Set exercise:
Restate each entry word for word, leaving nothing out.

[Data listing]
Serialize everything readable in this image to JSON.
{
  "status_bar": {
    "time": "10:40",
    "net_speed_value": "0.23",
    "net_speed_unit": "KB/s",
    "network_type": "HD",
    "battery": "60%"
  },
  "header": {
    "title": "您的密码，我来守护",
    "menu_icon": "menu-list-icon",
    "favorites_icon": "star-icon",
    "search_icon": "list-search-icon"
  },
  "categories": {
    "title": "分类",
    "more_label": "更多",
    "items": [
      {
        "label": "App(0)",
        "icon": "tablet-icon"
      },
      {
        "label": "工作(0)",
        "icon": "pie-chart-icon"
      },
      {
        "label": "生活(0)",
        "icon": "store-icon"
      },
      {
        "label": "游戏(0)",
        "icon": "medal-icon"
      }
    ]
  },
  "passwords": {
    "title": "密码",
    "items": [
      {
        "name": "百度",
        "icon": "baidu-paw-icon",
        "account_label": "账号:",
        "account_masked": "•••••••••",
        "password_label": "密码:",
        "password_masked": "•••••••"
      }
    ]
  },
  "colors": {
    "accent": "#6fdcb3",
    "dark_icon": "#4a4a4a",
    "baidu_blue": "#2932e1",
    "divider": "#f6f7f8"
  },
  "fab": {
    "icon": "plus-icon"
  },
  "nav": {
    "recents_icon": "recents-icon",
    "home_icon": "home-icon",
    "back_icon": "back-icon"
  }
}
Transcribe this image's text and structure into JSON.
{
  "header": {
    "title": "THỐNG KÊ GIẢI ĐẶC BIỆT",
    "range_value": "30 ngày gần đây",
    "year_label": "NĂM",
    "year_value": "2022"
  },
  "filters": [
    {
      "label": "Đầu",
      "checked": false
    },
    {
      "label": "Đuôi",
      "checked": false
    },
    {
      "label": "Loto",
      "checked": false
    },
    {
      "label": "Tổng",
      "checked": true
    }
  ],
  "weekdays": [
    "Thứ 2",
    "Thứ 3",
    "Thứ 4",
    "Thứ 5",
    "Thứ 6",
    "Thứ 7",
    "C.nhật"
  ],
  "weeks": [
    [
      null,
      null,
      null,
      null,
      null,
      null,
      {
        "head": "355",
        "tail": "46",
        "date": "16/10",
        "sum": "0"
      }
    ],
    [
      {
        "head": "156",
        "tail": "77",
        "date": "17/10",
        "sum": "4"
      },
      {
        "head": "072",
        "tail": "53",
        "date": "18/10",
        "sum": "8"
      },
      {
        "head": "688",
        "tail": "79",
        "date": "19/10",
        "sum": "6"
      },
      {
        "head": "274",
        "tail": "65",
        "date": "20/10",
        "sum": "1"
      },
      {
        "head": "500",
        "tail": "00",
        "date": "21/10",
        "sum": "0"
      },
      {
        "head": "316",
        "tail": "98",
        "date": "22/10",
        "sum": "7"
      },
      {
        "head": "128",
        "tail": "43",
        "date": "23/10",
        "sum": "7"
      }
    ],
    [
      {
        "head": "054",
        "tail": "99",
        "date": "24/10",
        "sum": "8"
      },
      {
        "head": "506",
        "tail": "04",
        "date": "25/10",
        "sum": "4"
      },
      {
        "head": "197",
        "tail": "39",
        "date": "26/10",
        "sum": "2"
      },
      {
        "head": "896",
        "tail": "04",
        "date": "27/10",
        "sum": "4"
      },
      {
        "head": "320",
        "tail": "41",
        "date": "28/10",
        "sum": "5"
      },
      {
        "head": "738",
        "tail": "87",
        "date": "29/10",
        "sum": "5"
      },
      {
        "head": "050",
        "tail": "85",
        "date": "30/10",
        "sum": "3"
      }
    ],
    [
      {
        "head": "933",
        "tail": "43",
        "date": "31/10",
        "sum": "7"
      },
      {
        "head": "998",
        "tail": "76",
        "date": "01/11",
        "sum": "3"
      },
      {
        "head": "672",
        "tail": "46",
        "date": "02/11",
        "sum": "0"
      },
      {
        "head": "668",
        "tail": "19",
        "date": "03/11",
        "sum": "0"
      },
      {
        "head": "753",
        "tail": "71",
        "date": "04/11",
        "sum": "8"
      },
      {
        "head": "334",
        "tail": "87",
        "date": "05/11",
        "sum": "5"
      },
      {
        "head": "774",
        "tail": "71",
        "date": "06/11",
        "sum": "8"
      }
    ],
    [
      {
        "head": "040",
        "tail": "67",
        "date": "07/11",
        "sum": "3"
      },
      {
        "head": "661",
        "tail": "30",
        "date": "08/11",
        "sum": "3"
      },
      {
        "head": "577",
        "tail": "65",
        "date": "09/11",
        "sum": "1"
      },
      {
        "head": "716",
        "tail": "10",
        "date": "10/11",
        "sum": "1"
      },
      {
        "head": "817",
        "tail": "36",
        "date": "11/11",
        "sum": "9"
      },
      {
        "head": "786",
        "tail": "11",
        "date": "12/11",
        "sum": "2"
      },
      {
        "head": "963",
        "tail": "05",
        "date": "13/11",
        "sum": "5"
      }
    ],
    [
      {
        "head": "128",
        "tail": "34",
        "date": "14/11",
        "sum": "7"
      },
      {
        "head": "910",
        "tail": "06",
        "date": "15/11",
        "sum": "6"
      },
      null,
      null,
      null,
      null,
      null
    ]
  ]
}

Finished answer:
Serialize everything readable in this image to JSON.
{
  "status_bar": {
    "time": "10:40",
    "net_speed_value": "0.23",
    "net_speed_unit": "KB/s",
    "network_type": "HD",
    "battery": "60%"
  },
  "header": {
    "title": "您的密码，我来守护",
    "menu_icon": "menu-list-icon",
    "favorites_icon": "star-icon",
    "search_icon": "list-search-icon"
  },
  "categories": {
    "title": "分类",
    "more_label": "更多",
    "items": [
      {
        "label": "App(0)",
        "icon": "tablet-icon"
      },
      {
        "label": "工作(0)",
        "icon": "pie-chart-icon"
      },
      {
        "label": "生活(0)",
        "icon": "store-icon"
      },
      {
        "label": "游戏(0)",
        "icon": "medal-icon"
      }
    ]
  },
  "passwords": {
    "title": "密码",
    "items": [
      {
        "name": "百度",
        "icon": "baidu-paw-icon",
        "account_label": "账号:",
        "account_masked": "•••••••••",
        "password_label": "密码:",
        "password_masked": "•••••••"
      }
    ]
  },
  "colors": {
    "accent": "#6fdcb3",
    "dark_icon": "#4a4a4a",
    "baidu_blue": "#2932e1",
    "divider": "#f6f7f8"
  },
  "fab": {
    "icon": "plus-icon"
  },
  "nav": {
    "recents_icon": "recents-icon",
    "home_icon": "home-icon",
    "back_icon": "back-icon"
  }
}
Transcribe this image's text and structure into JSON.
{
  "header": {
    "title": "THỐNG KÊ GIẢI ĐẶC BIỆT",
    "range_value": "30 ngày gần đây",
    "year_label": "NĂM",
    "year_value": "2022"
  },
  "filters": [
    {
      "label": "Đầu",
      "checked": false
    },
    {
      "label": "Đuôi",
      "checked": false
    },
    {
      "label": "Loto",
      "checked": false
    },
    {
      "label": "Tổng",
      "checked": true
    }
  ],
  "weekdays": [
    "Thứ 2",
    "Thứ 3",
    "Thứ 4",
    "Thứ 5",
    "Thứ 6",
    "Thứ 7",
    "C.nhật"
  ],
  "weeks": [
    [
      null,
      null,
      null,
      null,
      null,
      null,
      {
        "head": "355",
        "tail": "46",
        "date": "16/10",
        "sum": "0"
      }
    ],
    [
      {
        "head": "156",
        "tail": "77",
        "date": "17/10",
        "sum": "4"
      },
      {
        "head": "072",
        "tail": "53",
        "date": "18/10",
        "sum": "8"
      },
      {
        "head": "688",
        "tail": "79",
        "date": "19/10",
        "sum": "6"
      },
      {
        "head": "274",
        "tail": "65",
        "date": "20/10",
        "sum": "1"
      },
      {
        "head": "500",
        "tail": "00",
        "date": "21/10",
        "sum": "0"
      },
      {
        "head": "316",
        "tail": "98",
        "date": "22/10",
        "sum": "7"
      },
      {
        "head": "128",
        "tail": "43",
        "date": "23/10",
        "sum": "7"
      }
    ],
    [
      {
        "head": "054",
        "tail": "99",
        "date": "24/10",
        "sum": "8"
      },
      {
        "head": "506",
        "tail": "04",
        "date": "25/10",
        "sum": "4"
      },
      {
        "head": "197",
        "tail": "39",
        "date": "26/10",
        "sum": "2"
      },
      {
        "head": "896",
        "tail": "04",
        "date": "27/10",
        "sum": "4"
      },
      {
        "head": "320",
        "tail": "41",
        "date": "28/10",
        "sum": "5"
      },
      {
        "head": "738",
        "tail": "87",
        "date": "29/10",
        "sum": "5"
      },
      {
        "head": "050",
        "tail": "85",
        "date": "30/10",
        "sum": "3"
      }
    ],
    [
      {
        "head": "933",
        "tail": "43",
        "date": "31/10",
        "sum": "7"
      },
      {
        "head": "998",
        "tail": "76",
        "date": "01/11",
        "sum": "3"
      },
      {
        "head": "672",
        "tail": "46",
        "date": "02/11",
        "sum": "0"
      },
      {
        "head": "668",
        "tail": "19",
        "date": "03/11",
        "sum": "0"
      },
      {
        "head": "753",
        "tail": "71",
        "date": "04/11",
        "sum": "8"
      },
      {
        "head": "334",
        "tail": "87",
        "date": "05/11",
        "sum": "5"
      },
      {
        "head": "774",
        "tail": "71",
        "date": "06/11",
        "sum": "8"
      }
    ],
    [
      {
        "head": "040",
        "tail": "67",
        "date": "07/11",
        "sum": "3"
      },
      {
        "head": "661",
        "tail": "30",
        "date": "08/11",
        "sum": "3"
      },
      {
        "head": "577",
        "tail": "65",
        "date": "09/11",
        "sum": "1"
      },
      {
        "head": "716",
        "tail": "10",
        "date": "10/11",
        "sum": "1"
      },
      {
        "head": "817",
        "tail": "36",
        "date": "11/11",
        "sum": "9"
      },
      {
        "head": "786",
        "tail": "11",
        "date": "12/11",
        "sum": "2"
      },
      {
        "head": "963",
        "tail": "05",
        "date": "13/11",
        "sum": "5"
      }
    ],
    [
      {
        "head": "128",
        "tail": "34",
        "date": "14/11",
        "sum": "7"
      },
      {
        "head": "910",
        "tail": "06",
        "date": "15/11",
        "sum": "6"
      },
      null,
      null,
      null,
      null,
      null
    ]
  ]
}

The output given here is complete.